## Dataset entries
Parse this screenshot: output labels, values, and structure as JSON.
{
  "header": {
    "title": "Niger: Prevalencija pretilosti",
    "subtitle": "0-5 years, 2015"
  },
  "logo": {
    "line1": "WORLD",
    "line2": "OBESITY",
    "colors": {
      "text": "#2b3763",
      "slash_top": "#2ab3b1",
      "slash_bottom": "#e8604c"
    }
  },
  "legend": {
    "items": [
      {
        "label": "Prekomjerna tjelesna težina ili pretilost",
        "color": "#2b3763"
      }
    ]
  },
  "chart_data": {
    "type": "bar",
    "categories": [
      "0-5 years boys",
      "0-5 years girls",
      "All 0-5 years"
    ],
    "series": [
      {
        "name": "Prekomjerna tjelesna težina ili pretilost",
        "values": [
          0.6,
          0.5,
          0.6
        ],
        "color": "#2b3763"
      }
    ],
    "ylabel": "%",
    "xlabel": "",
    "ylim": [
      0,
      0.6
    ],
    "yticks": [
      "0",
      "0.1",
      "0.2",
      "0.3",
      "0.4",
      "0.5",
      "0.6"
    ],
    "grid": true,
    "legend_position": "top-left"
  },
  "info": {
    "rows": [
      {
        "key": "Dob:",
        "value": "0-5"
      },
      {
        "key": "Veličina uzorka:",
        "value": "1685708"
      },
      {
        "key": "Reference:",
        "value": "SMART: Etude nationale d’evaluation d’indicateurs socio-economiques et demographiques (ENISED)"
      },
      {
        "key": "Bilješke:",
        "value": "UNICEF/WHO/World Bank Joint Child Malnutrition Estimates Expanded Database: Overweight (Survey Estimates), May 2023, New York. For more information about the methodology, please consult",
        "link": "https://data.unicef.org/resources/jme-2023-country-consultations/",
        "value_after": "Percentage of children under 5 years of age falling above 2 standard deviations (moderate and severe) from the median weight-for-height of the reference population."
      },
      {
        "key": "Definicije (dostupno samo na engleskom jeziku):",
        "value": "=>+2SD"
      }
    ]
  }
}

## Task objective
Reproduce the material in full, with no word added or dropped.

## Problem solution
Parse this screenshot: output labels, values, and structure as JSON.
{
  "header": {
    "title": "Niger: Prevalencija pretilosti",
    "subtitle": "0-5 years, 2015"
  },
  "logo": {
    "line1": "WORLD",
    "line2": "OBESITY",
    "colors": {
      "text": "#2b3763",
      "slash_top": "#2ab3b1",
      "slash_bottom": "#e8604c"
    }
  },
  "legend": {
    "items": [
      {
        "label": "Prekomjerna tjelesna težina ili pretilost",
        "color": "#2b3763"
      }
    ]
  },
  "chart_data": {
    "type": "bar",
    "categories": [
      "0-5 years boys",
      "0-5 years girls",
      "All 0-5 years"
    ],
    "series": [
      {
        "name": "Prekomjerna tjelesna težina ili pretilost",
        "values": [
          0.6,
          0.5,
          0.6
        ],
        "color": "#2b3763"
      }
    ],
    "ylabel": "%",
    "xlabel": "",
    "ylim": [
      0,
      0.6
    ],
    "yticks": [
      "0",
      "0.1",
      "0.2",
      "0.3",
      "0.4",
      "0.5",
      "0.6"
    ],
    "grid": true,
    "legend_position": "top-left"
  },
  "info": {
    "rows": [
      {
        "key": "Dob:",
        "value": "0-5"
      },
      {
        "key": "Veličina uzorka:",
        "value": "1685708"
      },
      {
        "key": "Reference:",
        "value": "SMART: Etude nationale d’evaluation d’indicateurs socio-economiques et demographiques (ENISED)"
      },
      {
        "key": "Bilješke:",
        "value": "UNICEF/WHO/World Bank Joint Child Malnutrition Estimates Expanded Database: Overweight (Survey Estimates), May 2023, New York. For more information about the methodology, please consult",
        "link": "https://data.unicef.org/resources/jme-2023-country-consultations/",
        "value_after": "Percentage of children under 5 years of age falling above 2 standard deviations (moderate and severe) from the median weight-for-height of the reference population."
      },
      {
        "key": "Definicije (dostupno samo na engleskom jeziku):",
        "value": "=>+2SD"
      }
    ]
  }
}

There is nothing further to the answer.